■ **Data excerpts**
◆ ◆ ◆

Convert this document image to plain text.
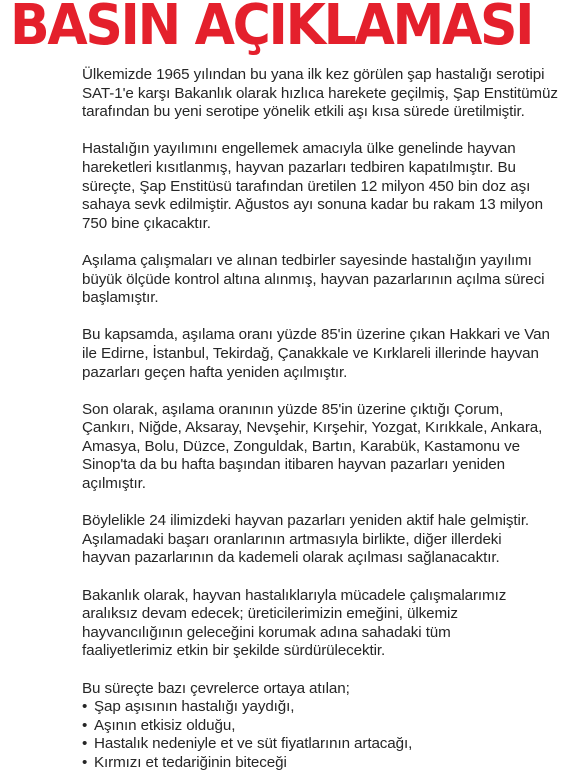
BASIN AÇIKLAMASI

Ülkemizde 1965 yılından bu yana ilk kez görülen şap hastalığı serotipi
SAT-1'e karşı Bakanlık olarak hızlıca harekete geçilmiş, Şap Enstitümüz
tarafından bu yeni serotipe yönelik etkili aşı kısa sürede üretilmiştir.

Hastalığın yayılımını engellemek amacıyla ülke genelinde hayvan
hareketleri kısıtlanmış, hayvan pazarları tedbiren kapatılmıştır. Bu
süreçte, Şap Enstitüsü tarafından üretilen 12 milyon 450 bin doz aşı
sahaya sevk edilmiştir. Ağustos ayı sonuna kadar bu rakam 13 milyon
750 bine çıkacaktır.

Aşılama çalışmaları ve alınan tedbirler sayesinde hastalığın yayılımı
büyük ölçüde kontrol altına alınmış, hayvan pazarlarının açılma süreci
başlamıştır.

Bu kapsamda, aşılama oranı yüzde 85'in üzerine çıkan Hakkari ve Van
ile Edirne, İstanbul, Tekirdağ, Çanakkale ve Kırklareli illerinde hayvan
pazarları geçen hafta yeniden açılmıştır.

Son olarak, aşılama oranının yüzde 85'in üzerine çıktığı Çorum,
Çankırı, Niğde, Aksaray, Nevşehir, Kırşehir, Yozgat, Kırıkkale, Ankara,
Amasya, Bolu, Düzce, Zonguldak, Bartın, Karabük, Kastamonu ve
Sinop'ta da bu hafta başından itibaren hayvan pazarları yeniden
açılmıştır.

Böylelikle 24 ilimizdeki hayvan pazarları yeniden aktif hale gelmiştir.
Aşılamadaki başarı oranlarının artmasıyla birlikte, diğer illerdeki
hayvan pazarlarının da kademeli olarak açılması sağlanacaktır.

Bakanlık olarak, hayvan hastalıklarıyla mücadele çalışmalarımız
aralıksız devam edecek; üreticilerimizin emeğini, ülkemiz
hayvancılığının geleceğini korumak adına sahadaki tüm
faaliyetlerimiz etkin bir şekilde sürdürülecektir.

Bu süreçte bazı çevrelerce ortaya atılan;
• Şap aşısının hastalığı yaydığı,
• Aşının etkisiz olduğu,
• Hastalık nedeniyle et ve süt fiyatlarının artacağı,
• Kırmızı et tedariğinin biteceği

◆ ◆ ◆

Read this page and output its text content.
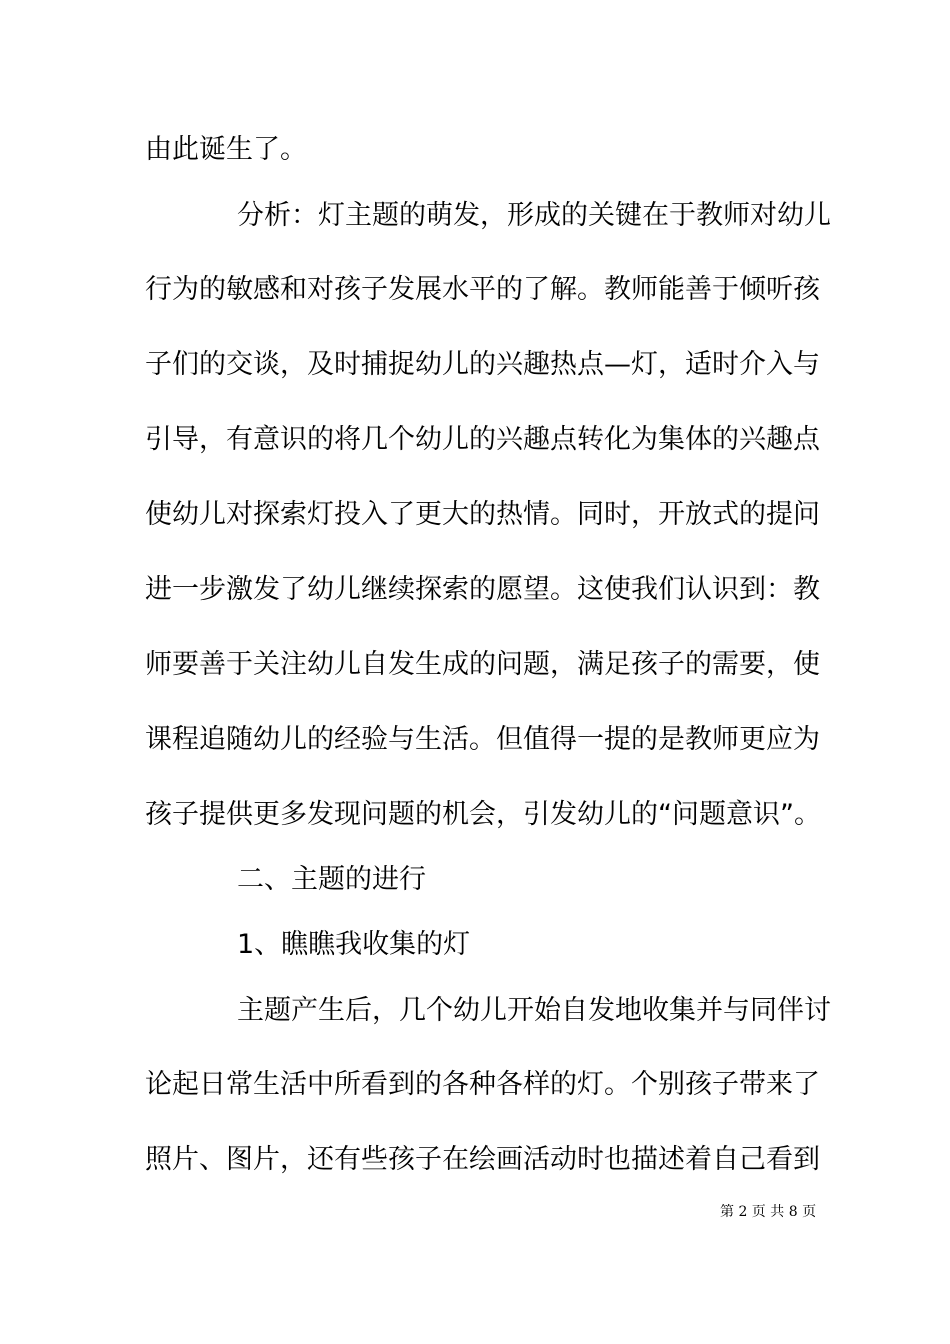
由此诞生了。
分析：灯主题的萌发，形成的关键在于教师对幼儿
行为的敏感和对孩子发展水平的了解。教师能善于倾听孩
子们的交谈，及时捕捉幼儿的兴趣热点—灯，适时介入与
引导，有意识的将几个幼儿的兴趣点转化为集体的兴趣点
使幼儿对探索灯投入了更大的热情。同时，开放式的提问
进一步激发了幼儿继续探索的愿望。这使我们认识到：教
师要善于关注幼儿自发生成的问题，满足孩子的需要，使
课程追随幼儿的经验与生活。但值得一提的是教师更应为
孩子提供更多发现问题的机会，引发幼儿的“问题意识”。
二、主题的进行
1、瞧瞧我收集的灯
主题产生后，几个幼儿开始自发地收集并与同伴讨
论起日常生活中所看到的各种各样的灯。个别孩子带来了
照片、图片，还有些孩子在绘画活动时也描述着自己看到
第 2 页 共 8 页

◆ ◆ ◆

■ **WHAT THE EXERCISE ASKS**
Find the word "yeniden" in the entries, and copy every line it shows up in.

■ **EXERCISE SOLUTION**
pazarları geçen hafta yeniden açılmıştır.
Sinop'ta da bu hafta başından itibaren hayvan pazarları yeniden
Böylelikle 24 ilimizdeki hayvan pazarları yeniden aktif hale gelmiştir.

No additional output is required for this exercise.